--- What to produce ---
Go through the material and tally the lines containing the string "text". Give the total alone.

--- Input material ---
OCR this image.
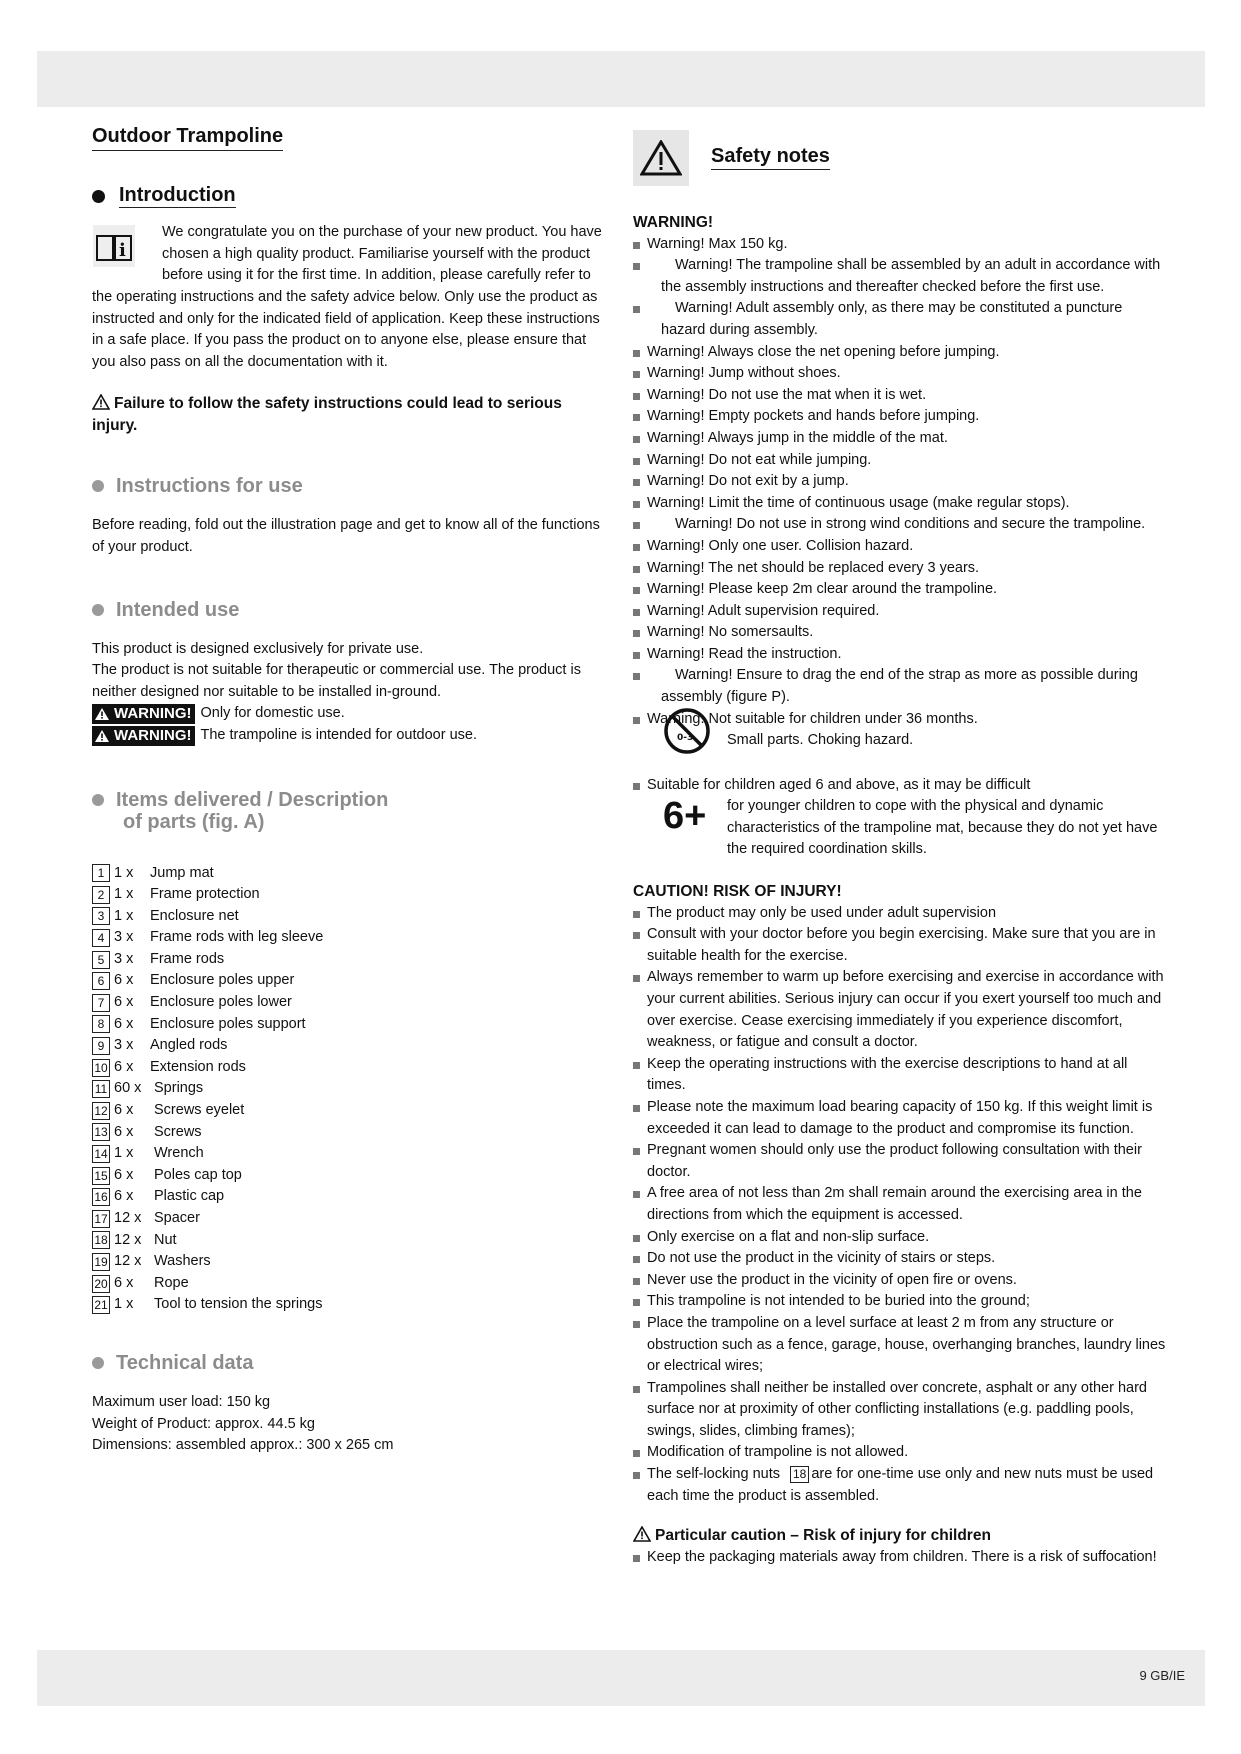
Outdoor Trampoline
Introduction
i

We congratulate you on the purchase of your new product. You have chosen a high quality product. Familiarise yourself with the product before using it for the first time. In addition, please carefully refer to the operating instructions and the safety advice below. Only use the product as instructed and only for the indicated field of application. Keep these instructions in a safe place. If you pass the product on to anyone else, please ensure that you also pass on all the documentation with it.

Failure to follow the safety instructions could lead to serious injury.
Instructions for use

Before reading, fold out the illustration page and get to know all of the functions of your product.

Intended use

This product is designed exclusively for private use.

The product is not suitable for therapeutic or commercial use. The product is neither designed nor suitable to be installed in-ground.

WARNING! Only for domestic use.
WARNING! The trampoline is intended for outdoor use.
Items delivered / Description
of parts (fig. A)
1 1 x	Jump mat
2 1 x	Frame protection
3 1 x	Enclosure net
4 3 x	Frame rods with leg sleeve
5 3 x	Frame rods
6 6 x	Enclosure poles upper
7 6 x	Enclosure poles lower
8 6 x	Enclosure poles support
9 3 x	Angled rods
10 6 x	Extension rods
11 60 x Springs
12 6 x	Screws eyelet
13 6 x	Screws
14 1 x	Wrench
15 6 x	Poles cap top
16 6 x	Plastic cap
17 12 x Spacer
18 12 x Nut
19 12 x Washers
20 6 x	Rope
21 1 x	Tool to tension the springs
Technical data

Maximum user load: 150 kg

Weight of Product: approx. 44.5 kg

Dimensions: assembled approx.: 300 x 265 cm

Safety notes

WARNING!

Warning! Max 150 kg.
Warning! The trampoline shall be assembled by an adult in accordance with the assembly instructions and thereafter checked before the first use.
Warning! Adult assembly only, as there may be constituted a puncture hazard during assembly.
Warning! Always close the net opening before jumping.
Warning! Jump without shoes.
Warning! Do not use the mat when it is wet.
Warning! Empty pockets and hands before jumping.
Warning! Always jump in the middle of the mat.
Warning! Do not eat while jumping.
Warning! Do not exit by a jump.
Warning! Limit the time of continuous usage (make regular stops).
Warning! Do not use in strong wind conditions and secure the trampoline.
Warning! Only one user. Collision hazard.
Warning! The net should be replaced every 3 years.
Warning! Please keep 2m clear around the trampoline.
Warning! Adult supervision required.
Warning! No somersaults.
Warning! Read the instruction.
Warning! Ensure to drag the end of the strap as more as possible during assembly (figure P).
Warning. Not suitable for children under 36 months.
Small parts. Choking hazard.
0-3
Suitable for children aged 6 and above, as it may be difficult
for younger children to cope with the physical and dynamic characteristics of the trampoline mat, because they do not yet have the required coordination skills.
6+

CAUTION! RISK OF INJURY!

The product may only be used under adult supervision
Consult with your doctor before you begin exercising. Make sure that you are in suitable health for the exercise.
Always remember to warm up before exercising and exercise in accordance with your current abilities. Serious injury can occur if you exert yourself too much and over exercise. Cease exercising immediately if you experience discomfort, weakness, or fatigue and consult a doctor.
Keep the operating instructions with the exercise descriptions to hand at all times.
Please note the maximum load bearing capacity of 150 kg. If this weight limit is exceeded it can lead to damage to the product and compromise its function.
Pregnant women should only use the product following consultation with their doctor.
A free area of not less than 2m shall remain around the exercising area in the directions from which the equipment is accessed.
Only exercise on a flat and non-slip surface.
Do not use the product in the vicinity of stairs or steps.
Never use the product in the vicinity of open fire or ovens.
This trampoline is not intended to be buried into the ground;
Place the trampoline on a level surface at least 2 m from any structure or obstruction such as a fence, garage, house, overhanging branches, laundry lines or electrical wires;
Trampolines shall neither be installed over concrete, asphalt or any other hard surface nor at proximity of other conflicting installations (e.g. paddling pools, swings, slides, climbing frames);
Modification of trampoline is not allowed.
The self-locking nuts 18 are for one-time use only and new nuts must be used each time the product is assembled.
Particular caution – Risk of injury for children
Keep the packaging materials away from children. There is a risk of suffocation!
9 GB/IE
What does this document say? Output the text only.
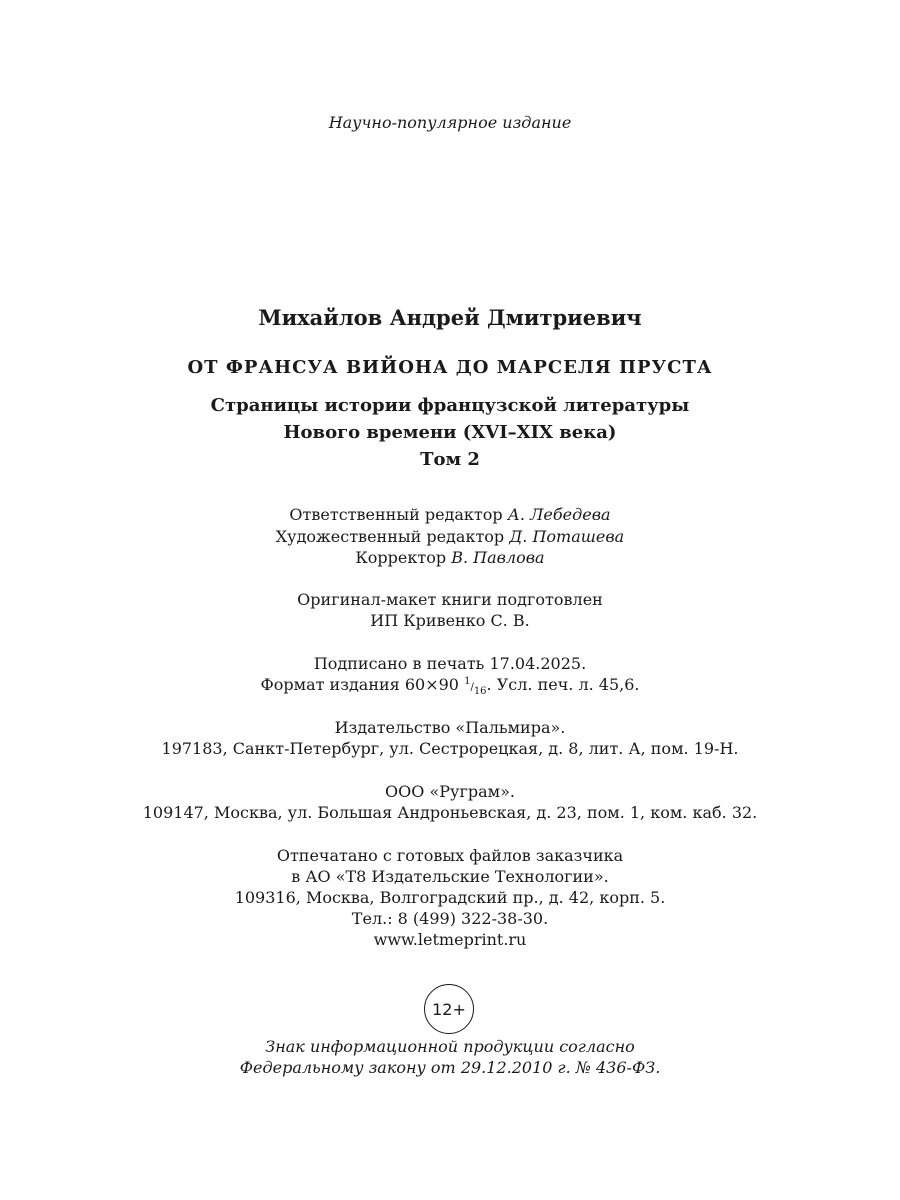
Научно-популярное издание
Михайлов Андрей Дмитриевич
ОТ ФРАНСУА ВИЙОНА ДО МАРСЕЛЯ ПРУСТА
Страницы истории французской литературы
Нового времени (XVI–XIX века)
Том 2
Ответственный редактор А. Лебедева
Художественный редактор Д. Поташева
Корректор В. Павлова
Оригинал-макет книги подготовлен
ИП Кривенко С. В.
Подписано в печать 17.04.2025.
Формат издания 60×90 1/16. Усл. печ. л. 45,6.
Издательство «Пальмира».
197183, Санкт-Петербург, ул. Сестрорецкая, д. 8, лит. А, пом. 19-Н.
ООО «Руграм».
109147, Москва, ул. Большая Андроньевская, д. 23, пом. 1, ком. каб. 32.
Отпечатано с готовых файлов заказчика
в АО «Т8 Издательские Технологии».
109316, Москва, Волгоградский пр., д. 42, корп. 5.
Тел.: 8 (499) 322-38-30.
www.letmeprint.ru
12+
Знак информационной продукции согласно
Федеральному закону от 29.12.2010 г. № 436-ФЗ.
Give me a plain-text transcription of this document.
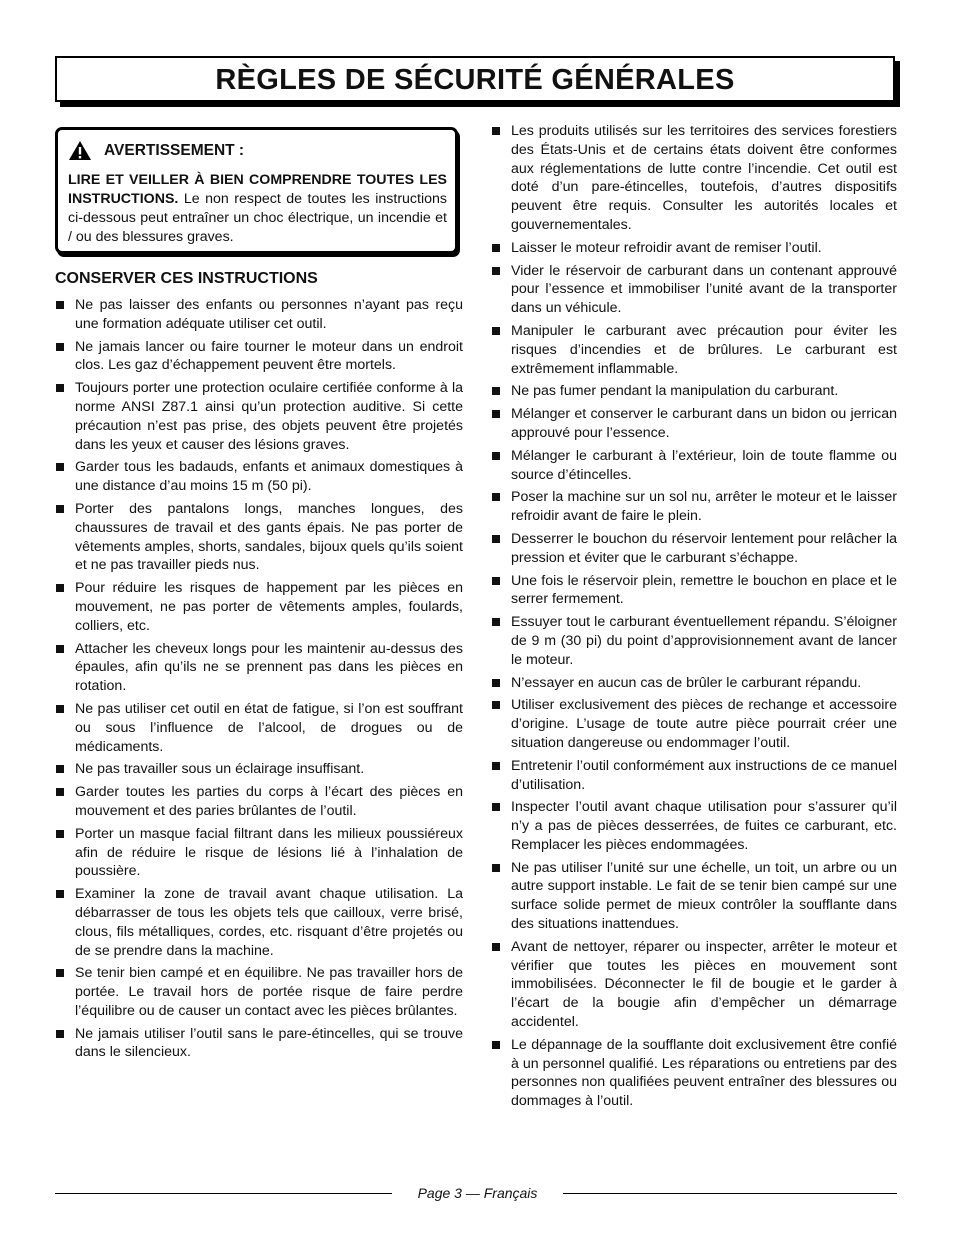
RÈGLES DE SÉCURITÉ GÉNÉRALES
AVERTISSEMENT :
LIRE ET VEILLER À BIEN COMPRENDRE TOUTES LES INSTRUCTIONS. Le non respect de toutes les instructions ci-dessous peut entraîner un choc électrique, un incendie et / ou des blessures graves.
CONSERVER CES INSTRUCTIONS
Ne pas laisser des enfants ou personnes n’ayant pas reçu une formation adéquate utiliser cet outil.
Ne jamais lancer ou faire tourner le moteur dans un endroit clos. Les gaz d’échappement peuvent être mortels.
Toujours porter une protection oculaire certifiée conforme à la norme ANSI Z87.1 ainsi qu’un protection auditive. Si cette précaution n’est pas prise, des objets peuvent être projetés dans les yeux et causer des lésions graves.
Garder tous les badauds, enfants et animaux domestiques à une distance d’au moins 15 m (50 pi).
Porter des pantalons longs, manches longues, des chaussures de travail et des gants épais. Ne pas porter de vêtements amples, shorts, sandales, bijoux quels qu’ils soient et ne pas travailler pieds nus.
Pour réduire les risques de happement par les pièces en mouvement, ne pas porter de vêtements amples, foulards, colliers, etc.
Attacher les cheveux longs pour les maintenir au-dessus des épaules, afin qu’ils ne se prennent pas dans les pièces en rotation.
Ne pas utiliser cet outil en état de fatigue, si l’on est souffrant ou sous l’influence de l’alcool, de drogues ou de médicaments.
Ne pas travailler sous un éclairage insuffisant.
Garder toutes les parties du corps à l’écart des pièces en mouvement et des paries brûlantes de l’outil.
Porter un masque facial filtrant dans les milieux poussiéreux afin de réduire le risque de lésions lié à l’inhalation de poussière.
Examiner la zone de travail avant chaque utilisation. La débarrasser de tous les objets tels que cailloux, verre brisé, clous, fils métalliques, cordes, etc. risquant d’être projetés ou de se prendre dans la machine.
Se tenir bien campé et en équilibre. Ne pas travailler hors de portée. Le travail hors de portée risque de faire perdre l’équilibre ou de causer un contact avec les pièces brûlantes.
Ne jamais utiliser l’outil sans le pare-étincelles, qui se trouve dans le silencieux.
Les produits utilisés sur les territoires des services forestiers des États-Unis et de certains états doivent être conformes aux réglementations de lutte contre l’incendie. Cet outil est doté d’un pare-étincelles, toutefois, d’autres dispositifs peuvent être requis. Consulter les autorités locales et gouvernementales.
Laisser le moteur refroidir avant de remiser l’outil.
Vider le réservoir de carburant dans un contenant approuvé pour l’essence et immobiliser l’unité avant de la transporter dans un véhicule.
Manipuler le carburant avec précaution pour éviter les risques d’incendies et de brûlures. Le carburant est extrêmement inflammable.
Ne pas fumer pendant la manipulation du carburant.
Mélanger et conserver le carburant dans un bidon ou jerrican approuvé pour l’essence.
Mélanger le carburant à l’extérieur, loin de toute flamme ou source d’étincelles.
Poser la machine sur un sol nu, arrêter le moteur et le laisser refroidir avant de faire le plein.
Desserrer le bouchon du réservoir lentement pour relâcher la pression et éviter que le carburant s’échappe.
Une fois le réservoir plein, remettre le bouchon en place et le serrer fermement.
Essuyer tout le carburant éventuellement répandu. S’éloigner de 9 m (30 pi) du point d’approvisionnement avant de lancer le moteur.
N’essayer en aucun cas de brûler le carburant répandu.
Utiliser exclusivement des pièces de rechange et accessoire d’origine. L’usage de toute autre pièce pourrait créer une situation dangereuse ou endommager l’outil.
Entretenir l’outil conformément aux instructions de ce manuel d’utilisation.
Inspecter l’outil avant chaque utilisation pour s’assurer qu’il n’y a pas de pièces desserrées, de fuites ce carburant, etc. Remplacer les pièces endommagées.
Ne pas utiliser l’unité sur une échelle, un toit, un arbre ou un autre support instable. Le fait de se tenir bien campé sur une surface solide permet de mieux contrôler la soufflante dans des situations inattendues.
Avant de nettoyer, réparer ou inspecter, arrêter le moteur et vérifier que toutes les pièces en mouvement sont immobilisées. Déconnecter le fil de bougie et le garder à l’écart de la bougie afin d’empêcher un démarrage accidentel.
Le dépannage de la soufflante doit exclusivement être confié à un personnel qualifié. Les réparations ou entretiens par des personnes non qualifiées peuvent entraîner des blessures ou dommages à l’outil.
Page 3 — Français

--- Answer for the task ---
2